++++ Entries shown ++++

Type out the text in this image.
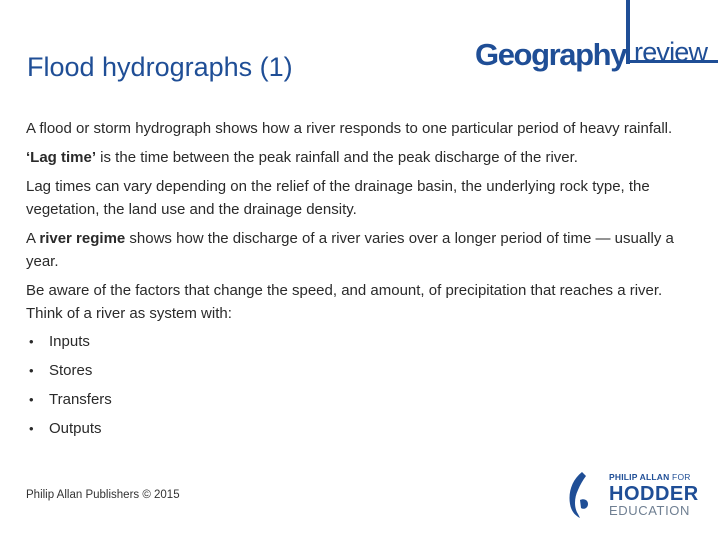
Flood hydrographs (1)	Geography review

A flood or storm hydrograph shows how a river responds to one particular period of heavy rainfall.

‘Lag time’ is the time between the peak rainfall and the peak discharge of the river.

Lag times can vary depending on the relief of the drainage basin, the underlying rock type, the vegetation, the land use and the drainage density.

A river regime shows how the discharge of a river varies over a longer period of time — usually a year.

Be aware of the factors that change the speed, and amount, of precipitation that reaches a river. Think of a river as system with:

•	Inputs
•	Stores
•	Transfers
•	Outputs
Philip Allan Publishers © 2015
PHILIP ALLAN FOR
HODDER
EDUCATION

++++
++++ Entries shown ++++

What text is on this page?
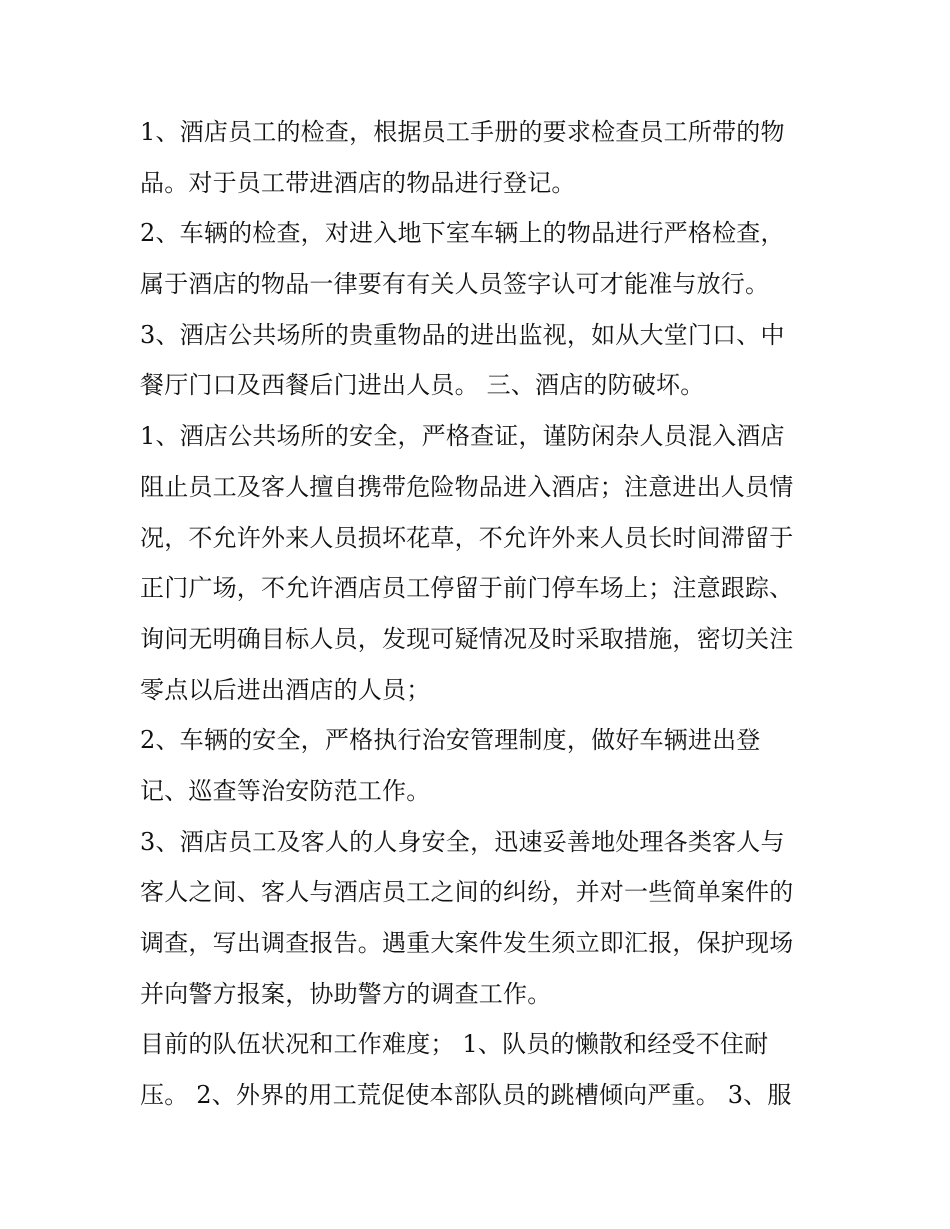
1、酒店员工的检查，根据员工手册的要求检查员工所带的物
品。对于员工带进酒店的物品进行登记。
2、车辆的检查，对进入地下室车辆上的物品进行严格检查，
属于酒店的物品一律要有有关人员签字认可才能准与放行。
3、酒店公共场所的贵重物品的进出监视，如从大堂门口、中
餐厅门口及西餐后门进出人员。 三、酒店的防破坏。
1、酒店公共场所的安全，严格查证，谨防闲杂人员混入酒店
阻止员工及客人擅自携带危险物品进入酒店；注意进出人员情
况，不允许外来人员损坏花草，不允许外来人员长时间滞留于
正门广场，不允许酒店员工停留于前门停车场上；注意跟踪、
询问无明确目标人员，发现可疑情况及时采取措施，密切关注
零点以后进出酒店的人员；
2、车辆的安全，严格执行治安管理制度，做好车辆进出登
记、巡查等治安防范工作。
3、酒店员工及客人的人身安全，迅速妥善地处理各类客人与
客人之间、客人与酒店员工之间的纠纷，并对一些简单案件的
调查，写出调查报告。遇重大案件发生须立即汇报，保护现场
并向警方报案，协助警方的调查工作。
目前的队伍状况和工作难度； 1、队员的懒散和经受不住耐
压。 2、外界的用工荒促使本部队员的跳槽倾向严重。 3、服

++++

Of the lines above, how many contain the word "shows"? Provide the number and nothing else.

2